_REQUEST_
Gather all lines from the material that contain "遵规守纪".

_INPUT ROWS_
- - -

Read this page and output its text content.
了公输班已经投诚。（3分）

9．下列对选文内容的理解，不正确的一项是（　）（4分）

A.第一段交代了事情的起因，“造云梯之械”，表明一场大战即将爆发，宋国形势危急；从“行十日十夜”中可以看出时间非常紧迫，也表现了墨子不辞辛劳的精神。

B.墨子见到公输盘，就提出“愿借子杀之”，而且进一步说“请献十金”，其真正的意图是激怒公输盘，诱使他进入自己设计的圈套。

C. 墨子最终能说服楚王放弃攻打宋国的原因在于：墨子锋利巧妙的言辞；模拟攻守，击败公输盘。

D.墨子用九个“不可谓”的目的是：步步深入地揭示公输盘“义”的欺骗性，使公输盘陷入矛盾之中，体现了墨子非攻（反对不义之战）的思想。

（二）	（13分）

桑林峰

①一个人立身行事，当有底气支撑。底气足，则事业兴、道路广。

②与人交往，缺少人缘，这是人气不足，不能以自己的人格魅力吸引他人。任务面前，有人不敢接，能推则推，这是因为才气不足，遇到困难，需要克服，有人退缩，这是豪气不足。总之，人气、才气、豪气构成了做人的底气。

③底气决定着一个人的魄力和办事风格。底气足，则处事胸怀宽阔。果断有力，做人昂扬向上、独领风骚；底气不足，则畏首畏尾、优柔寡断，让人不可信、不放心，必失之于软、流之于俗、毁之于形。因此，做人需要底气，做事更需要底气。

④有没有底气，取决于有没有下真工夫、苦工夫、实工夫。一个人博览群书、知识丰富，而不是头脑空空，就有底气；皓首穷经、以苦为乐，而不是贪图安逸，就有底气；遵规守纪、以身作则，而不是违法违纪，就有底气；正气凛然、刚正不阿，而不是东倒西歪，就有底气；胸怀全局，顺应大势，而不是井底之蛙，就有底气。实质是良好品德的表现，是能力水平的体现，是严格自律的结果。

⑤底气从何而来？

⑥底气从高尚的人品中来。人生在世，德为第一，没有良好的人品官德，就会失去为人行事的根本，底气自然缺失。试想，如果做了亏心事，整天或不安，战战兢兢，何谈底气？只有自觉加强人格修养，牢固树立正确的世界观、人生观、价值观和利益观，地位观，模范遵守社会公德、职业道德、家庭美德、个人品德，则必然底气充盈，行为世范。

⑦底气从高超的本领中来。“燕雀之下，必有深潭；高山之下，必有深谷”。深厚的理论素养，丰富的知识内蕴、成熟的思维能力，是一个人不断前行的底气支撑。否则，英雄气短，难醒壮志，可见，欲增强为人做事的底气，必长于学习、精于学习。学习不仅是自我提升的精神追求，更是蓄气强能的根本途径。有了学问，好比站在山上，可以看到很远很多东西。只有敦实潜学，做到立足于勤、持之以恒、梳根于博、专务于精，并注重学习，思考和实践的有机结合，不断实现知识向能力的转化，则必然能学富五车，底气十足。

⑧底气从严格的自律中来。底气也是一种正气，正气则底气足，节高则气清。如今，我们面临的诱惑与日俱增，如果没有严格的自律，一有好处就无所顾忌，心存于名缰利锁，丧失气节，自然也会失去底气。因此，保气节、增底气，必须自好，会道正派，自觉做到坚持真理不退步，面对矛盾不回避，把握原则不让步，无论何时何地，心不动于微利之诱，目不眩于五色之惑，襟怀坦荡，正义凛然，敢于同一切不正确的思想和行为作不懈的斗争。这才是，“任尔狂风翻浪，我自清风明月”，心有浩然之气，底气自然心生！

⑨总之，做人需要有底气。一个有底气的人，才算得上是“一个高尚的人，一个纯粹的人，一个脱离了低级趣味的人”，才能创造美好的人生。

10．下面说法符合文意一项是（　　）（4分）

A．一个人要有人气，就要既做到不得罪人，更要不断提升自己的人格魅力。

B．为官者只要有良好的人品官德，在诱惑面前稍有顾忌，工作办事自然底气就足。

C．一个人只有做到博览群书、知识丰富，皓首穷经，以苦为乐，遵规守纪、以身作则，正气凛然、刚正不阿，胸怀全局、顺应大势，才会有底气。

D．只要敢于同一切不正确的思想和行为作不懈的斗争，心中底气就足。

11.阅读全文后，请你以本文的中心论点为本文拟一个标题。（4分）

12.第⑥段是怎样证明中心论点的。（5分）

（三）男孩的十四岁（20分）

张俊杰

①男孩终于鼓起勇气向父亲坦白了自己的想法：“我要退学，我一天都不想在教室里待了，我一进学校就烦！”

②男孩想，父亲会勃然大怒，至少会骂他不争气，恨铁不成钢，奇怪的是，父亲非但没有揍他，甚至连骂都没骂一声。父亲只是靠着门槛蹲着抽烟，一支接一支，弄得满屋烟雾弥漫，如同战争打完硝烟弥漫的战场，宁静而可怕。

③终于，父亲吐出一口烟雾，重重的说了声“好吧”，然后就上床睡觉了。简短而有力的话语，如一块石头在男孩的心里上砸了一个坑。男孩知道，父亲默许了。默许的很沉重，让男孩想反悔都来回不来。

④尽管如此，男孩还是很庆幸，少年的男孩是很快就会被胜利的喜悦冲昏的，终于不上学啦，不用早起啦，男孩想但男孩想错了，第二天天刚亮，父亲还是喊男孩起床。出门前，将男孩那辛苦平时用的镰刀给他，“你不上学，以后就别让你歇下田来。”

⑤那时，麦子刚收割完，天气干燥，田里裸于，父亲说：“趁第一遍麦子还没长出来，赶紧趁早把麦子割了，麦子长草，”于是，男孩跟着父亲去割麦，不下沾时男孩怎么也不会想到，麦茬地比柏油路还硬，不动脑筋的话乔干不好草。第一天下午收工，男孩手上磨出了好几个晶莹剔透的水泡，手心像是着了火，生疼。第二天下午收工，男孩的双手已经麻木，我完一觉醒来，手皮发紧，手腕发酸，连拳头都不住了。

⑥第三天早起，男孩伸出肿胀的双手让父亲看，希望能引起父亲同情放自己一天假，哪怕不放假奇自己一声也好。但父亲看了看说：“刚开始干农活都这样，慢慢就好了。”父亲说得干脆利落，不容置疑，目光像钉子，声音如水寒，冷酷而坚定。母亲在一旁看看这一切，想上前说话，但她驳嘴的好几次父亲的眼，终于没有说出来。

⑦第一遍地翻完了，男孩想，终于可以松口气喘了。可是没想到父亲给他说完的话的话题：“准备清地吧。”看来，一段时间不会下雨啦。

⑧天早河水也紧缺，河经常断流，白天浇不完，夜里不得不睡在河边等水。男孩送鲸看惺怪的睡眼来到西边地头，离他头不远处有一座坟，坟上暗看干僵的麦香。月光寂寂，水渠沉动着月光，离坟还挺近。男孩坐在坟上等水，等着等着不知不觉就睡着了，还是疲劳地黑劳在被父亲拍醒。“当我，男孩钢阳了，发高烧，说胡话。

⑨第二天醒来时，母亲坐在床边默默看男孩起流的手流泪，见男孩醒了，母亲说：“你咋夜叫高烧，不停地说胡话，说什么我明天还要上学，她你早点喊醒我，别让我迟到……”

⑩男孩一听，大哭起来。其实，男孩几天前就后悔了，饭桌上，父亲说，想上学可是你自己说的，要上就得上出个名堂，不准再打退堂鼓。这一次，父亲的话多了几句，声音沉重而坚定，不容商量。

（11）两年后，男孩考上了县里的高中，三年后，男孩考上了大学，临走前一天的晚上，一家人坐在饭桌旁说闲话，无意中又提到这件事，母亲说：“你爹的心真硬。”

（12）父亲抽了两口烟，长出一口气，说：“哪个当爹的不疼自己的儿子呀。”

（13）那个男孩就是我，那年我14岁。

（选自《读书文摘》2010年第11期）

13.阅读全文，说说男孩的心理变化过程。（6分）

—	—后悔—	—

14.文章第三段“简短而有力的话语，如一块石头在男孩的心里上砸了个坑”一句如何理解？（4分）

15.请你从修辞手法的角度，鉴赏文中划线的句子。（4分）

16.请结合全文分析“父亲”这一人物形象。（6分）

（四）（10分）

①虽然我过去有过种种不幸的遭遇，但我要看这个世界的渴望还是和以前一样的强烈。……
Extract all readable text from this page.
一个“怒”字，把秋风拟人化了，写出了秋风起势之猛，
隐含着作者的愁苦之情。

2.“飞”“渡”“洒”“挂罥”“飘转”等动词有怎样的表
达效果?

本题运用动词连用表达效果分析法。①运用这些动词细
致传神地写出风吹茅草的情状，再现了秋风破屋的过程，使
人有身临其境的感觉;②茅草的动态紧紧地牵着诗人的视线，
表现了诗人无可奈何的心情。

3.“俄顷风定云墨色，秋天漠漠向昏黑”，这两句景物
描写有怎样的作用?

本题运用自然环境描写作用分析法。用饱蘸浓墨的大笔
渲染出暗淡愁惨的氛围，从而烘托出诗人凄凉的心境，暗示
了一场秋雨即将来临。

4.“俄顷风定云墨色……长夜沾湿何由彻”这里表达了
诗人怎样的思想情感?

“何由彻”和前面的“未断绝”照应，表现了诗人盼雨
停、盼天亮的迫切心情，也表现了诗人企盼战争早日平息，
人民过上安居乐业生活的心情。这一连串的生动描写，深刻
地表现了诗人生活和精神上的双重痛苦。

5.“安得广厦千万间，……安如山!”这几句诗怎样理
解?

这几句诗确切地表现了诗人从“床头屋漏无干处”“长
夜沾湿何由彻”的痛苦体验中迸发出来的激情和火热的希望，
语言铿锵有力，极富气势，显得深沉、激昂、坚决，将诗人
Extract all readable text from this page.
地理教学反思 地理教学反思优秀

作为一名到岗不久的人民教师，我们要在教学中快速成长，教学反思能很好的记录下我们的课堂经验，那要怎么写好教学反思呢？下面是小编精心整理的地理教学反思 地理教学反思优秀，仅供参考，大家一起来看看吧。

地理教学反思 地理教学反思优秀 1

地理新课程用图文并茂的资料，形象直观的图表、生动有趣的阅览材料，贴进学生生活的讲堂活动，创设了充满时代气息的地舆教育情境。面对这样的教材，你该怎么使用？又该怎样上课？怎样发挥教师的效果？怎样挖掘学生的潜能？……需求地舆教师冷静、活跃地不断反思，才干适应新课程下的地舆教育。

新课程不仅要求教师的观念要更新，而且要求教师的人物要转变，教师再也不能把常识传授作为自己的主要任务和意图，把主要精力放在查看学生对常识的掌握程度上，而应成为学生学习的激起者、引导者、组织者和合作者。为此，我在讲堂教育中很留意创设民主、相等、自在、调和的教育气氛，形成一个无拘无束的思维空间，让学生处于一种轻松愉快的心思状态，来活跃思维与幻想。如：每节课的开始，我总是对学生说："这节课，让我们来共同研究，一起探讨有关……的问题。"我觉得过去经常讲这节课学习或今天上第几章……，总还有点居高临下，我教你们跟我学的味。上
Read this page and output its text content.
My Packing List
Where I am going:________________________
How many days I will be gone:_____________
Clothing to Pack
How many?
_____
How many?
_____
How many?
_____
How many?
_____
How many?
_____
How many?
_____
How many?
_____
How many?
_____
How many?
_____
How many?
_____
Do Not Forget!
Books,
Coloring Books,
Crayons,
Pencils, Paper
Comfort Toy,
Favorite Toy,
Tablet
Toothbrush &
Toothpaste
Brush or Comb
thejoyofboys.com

- - -

_EXERCISE OUTPUT_
④有没有底气，取决于有没有下真工夫、苦工夫、实工夫。一个人博览群书、知识丰富，而不是头脑空空，就有底气；皓首穷经、以苦为乐，而不是贪图安逸，就有底气；遵规守纪、以身作则，而不是违法违纪，就有底气；正气凛然、刚正不阿，而不是东倒西歪，就有底气；胸怀全局，顺应大势，而不是井底之蛙，就有底气。实质是良好品德的表现，是能力水平的体现，是严格自律的结果。
C．一个人只有做到博览群书、知识丰富，皓首穷经，以苦为乐，遵规守纪、以身作则，正气凛然、刚正不阿，胸怀全局、顺应大势，才会有底气。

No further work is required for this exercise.